Dataset entries:
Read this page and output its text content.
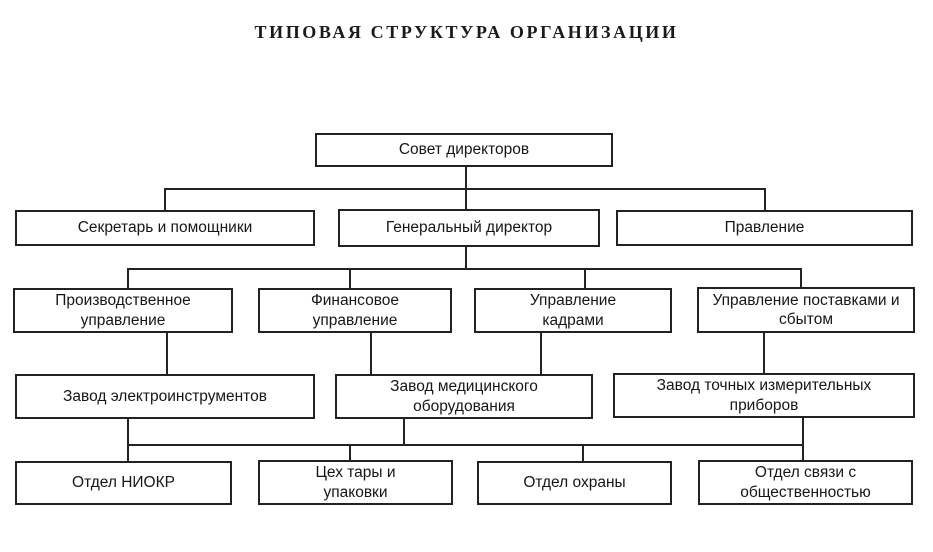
ТИПОВАЯ СТРУКТУРА ОРГАНИЗАЦИИ
Совет директоров
Секретарь и помощники	Генеральный директор	Правление
Производственное управление
Финансовое управление
Управление кадрами
Управление поставками и сбытом
Завод электроинструментов
Завод медицинского оборудования
Завод точных измерительных приборов
Отдел НИОКР
Цех тары и упаковки
Отдел охраны
Отдел связи с общественностью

Exercise prompt: Copy every line in the records above that contains the word "Завод".

Expected answer:
Завод электроинструментов
Завод медицинского оборудования
Завод точных измерительных приборов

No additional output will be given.